PAGE EXTRACT —
• • • • •
Manchin is the monkey wrench in the political gears
West Virginia Senator Joe Manchin has been described as a maverick Democrat senator. He is certainly the least progressive – if not the most conservative – of Senate Democrats. He and Arizona Senator Kyrsten Sinema stopped President Biden from completely fulfilling his big spending agenda.
Manchin has been a popular figure in West Virginia for many years – holding the Senate seat for Democrats in a very red Republican state. But that was coming to an end. Most political observers rated Manchin’s chances of reelection in 2024 as near zero.
Manchin’s decision to not run for reelection all but assures the West Virginia seat will flip to the GOP – and greatly enhances Republican chances of taking control of the Senate. They would only have to pick up one more seat – and there at least half dozen highly vulnerable Democrat senators up for reelection.
While the likely loss of the West Virginia senate seat is a significant blow to the Democratic Party, there is a much more ominous cloud on the political horizon in terms of Manchin.
For several months there has been curiosity about Manchin’s future plans. Would he take on Biden in the Democrat primaries? Would he run as an independent or third-party candidate. Manchin added fuel to that speculation by attending a No Labels Party (NLP) event in New Hampshire.
NLP is a group of unaligned fat cats and political operatives exploring the possibility of challenging the two major party candidates. While third-party efforts have been unsuccessful in the past, NLP believes that voter dislike for both Biden and Trump provide a unique opportunity.
Perhaps the most important part of Manchin’s withdrawal from the senate race was his plans for the future. They were not specific but fraught with meaning. He said he planned to remain active in politics – and would be travelling the country to see if there was interest in middle-of-the-road politics. What Manchin is doing looks and sounds like an exploratory campaign for a presidential bid.
• • • • •
[Layout dataset entries]
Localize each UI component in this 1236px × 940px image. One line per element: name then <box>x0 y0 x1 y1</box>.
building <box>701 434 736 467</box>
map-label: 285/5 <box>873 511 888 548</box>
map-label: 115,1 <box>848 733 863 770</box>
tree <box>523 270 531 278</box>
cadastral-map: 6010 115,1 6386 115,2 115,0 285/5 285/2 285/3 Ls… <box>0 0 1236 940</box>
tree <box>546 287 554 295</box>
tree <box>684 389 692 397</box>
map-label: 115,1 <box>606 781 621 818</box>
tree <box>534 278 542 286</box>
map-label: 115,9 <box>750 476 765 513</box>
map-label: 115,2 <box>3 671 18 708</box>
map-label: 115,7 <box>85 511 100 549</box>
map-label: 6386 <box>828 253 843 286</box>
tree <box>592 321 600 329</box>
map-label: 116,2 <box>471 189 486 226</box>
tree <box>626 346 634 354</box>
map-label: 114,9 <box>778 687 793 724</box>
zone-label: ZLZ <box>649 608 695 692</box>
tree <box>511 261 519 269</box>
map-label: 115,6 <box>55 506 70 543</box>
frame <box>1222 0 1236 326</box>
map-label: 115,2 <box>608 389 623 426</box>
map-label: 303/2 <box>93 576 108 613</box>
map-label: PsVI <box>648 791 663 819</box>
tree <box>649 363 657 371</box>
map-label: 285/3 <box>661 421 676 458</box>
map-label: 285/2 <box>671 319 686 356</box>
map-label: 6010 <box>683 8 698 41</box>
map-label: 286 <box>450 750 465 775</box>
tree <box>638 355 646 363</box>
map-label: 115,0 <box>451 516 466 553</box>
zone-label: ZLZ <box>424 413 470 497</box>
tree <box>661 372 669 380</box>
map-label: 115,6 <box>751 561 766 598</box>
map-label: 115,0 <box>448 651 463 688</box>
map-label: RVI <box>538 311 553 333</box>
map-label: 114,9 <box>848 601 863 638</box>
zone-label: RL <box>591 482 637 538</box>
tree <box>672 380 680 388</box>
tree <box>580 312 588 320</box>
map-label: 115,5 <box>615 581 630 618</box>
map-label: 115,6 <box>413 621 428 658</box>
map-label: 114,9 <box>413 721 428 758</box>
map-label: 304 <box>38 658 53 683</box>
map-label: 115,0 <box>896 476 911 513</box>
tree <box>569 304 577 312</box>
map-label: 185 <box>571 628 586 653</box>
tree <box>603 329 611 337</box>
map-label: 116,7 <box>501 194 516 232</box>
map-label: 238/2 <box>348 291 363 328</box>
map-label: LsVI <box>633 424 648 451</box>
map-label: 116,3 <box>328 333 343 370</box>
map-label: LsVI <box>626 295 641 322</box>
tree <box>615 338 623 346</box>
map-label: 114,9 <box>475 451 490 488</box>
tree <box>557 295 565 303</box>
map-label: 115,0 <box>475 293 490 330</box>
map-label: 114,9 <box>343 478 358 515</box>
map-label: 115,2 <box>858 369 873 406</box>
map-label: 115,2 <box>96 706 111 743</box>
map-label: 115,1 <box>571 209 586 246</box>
• • • • •
GIVEN REQUEST — In the article about Joe Manchin, where was the No Labels Party event he attended? The records are separate material and have no connection to the text.

REPLY TO THE TASK — New Hampshire